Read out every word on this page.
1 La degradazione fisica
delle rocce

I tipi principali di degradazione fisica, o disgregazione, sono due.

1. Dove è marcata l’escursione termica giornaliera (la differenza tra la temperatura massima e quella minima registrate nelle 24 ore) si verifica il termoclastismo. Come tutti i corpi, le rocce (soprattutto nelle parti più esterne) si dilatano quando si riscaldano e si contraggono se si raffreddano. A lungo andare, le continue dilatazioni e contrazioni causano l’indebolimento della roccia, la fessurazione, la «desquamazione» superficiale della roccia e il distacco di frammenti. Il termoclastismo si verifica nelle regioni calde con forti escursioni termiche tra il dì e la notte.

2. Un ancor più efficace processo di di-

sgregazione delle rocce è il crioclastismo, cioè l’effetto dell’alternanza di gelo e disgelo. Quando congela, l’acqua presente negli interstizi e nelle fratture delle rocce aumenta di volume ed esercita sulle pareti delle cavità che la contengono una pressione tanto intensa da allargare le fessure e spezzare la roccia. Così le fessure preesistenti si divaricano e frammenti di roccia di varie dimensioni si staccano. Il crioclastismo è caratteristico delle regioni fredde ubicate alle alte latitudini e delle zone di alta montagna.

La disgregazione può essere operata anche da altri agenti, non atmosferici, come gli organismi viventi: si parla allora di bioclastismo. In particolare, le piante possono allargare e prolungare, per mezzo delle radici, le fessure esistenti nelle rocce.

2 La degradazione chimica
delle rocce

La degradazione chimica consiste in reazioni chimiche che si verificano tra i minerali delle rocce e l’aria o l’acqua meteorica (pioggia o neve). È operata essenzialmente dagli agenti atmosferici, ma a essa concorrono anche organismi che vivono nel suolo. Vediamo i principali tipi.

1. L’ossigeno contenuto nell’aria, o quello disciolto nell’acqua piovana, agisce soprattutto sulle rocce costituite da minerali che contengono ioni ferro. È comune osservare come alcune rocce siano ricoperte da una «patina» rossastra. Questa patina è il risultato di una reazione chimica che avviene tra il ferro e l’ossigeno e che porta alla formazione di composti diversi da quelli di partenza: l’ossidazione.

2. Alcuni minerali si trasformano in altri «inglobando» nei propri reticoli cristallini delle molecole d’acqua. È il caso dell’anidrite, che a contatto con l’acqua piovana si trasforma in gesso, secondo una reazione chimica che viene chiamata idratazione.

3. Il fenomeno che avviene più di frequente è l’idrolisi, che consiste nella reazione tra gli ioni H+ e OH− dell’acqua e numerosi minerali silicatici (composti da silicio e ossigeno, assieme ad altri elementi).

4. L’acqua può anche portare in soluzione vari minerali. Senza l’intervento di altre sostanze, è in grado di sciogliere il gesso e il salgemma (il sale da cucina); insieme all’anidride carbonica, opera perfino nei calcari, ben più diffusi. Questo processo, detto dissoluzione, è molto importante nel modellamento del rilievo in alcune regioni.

----

▸ Written exercise:
Extract each line holding the string "degradazione".

▸ The solution:
1 La degradazione fisica
I tipi principali di degradazione fisica, o disgregazione, sono due.
2 La degradazione chimica
La degradazione chimica consiste in reazioni chimiche che si verificano tra i minerali delle rocce e l’aria o l’acqua meteorica (pioggia o neve). È operata essenzialmente dagli agenti atmosferici, ma a essa concorrono anche organismi che vivono nel suolo. Vediamo i principali tipi.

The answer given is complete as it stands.